> Exercise
Give back every line exactly as it appears, pictures excluded.

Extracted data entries
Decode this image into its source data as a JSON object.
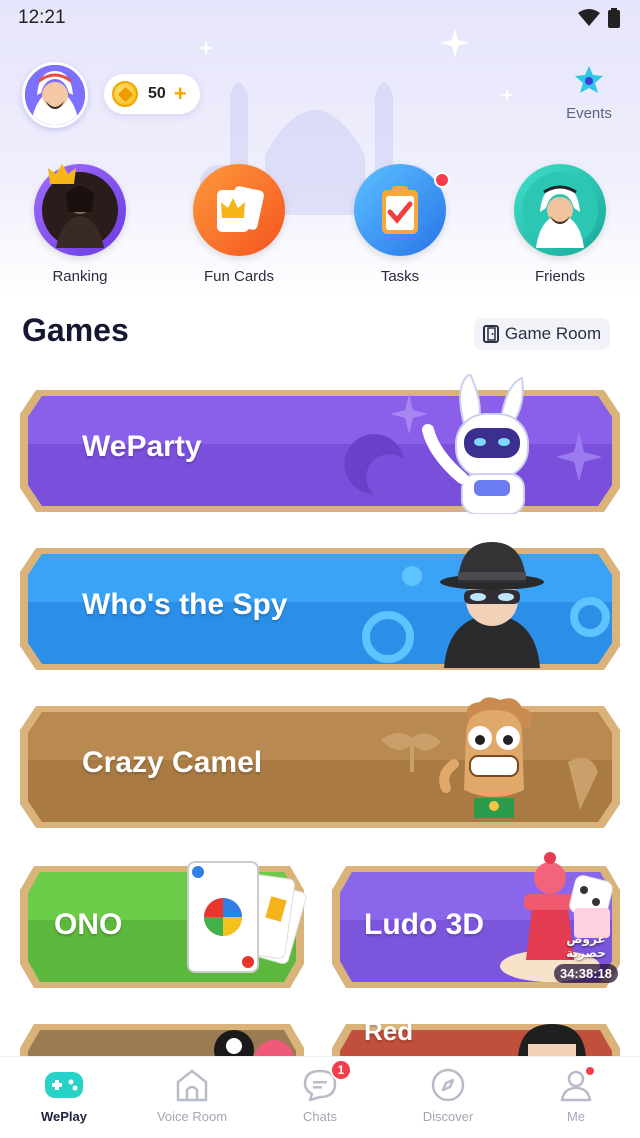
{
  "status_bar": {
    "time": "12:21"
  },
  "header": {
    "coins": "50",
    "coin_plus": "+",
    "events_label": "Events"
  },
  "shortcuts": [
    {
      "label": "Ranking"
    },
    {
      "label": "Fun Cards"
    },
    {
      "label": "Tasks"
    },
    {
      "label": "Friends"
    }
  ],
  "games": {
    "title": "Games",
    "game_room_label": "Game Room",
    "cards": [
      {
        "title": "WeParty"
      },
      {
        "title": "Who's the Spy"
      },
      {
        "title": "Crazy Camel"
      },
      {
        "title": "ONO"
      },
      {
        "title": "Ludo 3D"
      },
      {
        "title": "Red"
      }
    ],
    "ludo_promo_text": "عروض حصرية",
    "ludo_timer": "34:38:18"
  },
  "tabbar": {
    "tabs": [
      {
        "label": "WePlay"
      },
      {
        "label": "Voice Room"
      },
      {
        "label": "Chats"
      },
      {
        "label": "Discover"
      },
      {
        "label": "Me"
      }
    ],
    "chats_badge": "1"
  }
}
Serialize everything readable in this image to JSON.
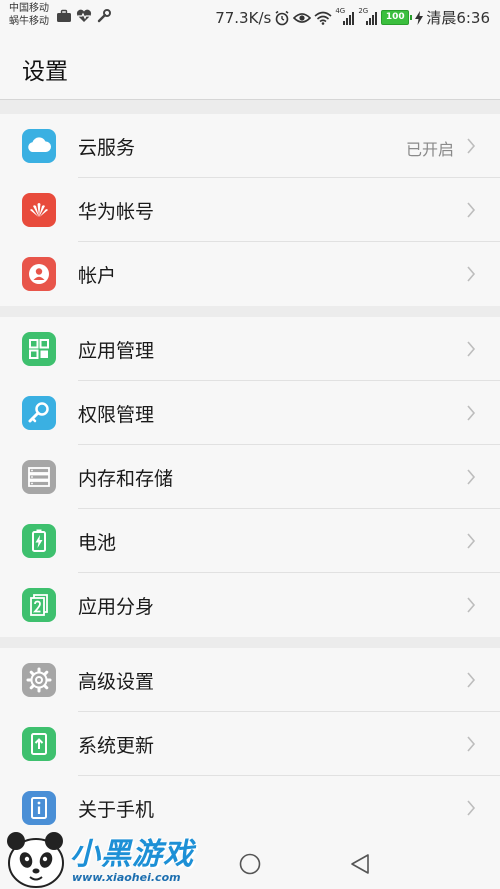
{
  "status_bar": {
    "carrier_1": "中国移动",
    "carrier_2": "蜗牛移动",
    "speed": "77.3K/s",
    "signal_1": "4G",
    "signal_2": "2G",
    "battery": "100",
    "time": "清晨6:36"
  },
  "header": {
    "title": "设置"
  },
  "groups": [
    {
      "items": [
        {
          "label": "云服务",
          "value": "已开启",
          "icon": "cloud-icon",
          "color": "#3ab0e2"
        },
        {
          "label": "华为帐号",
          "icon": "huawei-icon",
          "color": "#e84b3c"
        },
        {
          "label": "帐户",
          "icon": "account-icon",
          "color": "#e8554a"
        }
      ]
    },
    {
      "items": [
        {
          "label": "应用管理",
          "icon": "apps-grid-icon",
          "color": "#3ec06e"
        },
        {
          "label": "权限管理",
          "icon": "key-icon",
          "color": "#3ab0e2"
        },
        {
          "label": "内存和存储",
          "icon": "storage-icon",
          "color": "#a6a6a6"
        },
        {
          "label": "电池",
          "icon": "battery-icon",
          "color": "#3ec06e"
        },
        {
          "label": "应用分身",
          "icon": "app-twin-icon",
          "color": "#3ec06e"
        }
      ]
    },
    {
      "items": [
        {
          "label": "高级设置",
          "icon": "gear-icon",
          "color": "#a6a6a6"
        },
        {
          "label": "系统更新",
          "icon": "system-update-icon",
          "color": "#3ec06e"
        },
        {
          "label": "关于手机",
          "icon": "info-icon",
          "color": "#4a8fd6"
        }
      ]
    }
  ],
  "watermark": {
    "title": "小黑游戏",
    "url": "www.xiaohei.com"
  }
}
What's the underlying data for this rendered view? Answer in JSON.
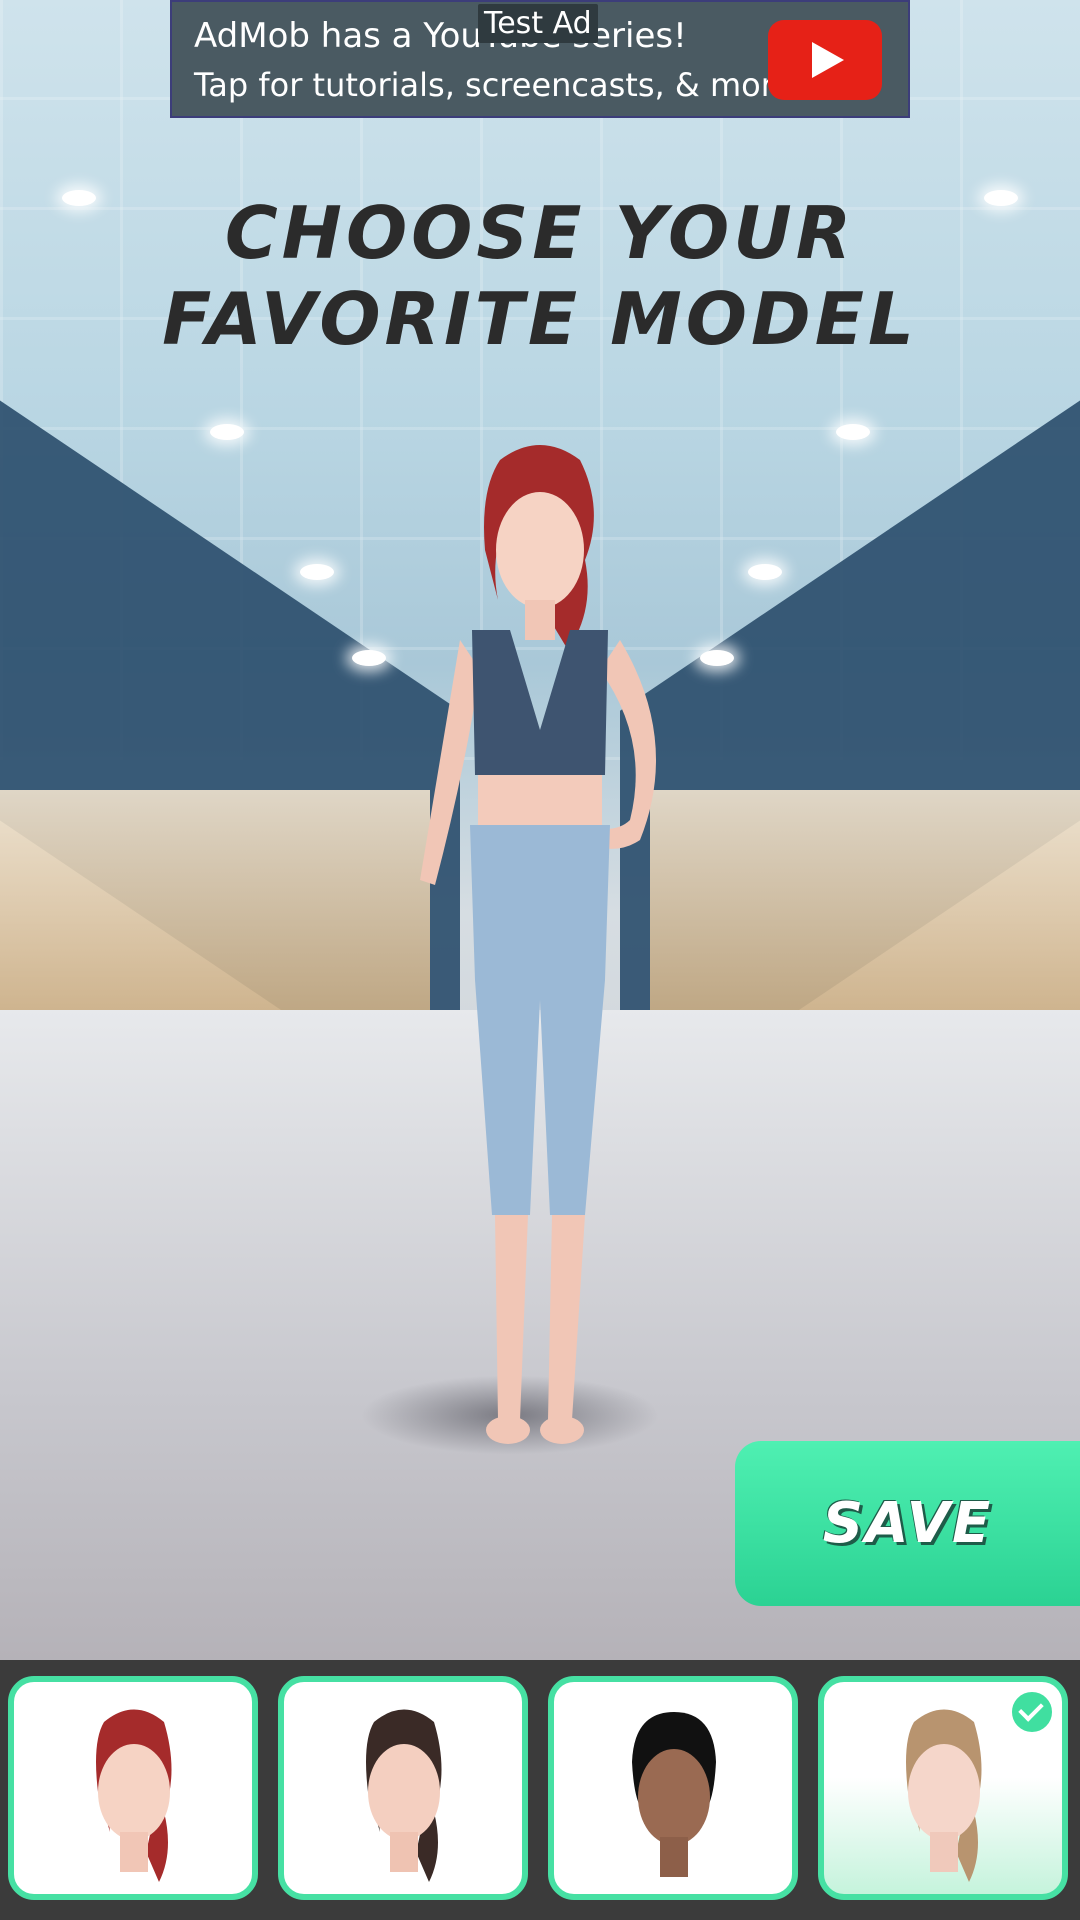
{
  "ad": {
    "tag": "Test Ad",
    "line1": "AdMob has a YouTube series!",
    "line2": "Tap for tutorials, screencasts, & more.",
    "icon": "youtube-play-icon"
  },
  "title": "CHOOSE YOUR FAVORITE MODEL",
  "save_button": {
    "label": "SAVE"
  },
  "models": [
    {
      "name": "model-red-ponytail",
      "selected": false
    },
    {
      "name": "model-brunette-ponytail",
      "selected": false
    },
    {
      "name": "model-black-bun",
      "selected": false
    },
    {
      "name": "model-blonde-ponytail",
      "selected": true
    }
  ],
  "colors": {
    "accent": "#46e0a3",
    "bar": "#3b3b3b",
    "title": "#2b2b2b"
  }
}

> Solution to this task
Decode this image into its source data as a JSON object.
{
  "status_bar": {
    "time": "12:21"
  },
  "header": {
    "coins": "50",
    "coin_plus": "+",
    "events_label": "Events"
  },
  "shortcuts": [
    {
      "label": "Ranking"
    },
    {
      "label": "Fun Cards"
    },
    {
      "label": "Tasks"
    },
    {
      "label": "Friends"
    }
  ],
  "games": {
    "title": "Games",
    "game_room_label": "Game Room",
    "cards": [
      {
        "title": "WeParty"
      },
      {
        "title": "Who's the Spy"
      },
      {
        "title": "Crazy Camel"
      },
      {
        "title": "ONO"
      },
      {
        "title": "Ludo 3D"
      },
      {
        "title": "Red"
      }
    ],
    "ludo_promo_text": "عروض حصرية",
    "ludo_timer": "34:38:18"
  },
  "tabbar": {
    "tabs": [
      {
        "label": "WePlay"
      },
      {
        "label": "Voice Room"
      },
      {
        "label": "Chats"
      },
      {
        "label": "Discover"
      },
      {
        "label": "Me"
      }
    ],
    "chats_badge": "1"
  }
}
Serialize everything readable in this image to JSON.
{
  "status_bar": {
    "carrier_1": "中国移动",
    "carrier_2": "蜗牛移动",
    "speed": "77.3K/s",
    "signal_1": "4G",
    "signal_2": "2G",
    "battery": "100",
    "time": "清晨6:36"
  },
  "header": {
    "title": "设置"
  },
  "groups": [
    {
      "items": [
        {
          "label": "云服务",
          "value": "已开启",
          "icon": "cloud-icon",
          "color": "#3ab0e2"
        },
        {
          "label": "华为帐号",
          "icon": "huawei-icon",
          "color": "#e84b3c"
        },
        {
          "label": "帐户",
          "icon": "account-icon",
          "color": "#e8554a"
        }
      ]
    },
    {
      "items": [
        {
          "label": "应用管理",
          "icon": "apps-grid-icon",
          "color": "#3ec06e"
        },
        {
          "label": "权限管理",
          "icon": "key-icon",
          "color": "#3ab0e2"
        },
        {
          "label": "内存和存储",
          "icon": "storage-icon",
          "color": "#a6a6a6"
        },
        {
          "label": "电池",
          "icon": "battery-icon",
          "color": "#3ec06e"
        },
        {
          "label": "应用分身",
          "icon": "app-twin-icon",
          "color": "#3ec06e"
        }
      ]
    },
    {
      "items": [
        {
          "label": "高级设置",
          "icon": "gear-icon",
          "color": "#a6a6a6"
        },
        {
          "label": "系统更新",
          "icon": "system-update-icon",
          "color": "#3ec06e"
        },
        {
          "label": "关于手机",
          "icon": "info-icon",
          "color": "#4a8fd6"
        }
      ]
    }
  ],
  "watermark": {
    "title": "小黑游戏",
    "url": "www.xiaohei.com"
  }
}
What's the underlying data for this rendered view? Answer in JSON.
{
  "ad": {
    "tag": "Test Ad",
    "line1": "AdMob has a YouTube series!",
    "line2": "Tap for tutorials, screencasts, & more.",
    "icon": "youtube-play-icon"
  },
  "title": "CHOOSE YOUR FAVORITE MODEL",
  "save_button": {
    "label": "SAVE"
  },
  "models": [
    {
      "name": "model-red-ponytail",
      "selected": false
    },
    {
      "name": "model-brunette-ponytail",
      "selected": false
    },
    {
      "name": "model-black-bun",
      "selected": false
    },
    {
      "name": "model-blonde-ponytail",
      "selected": true
    }
  ],
  "colors": {
    "accent": "#46e0a3",
    "bar": "#3b3b3b",
    "title": "#2b2b2b"
  }
}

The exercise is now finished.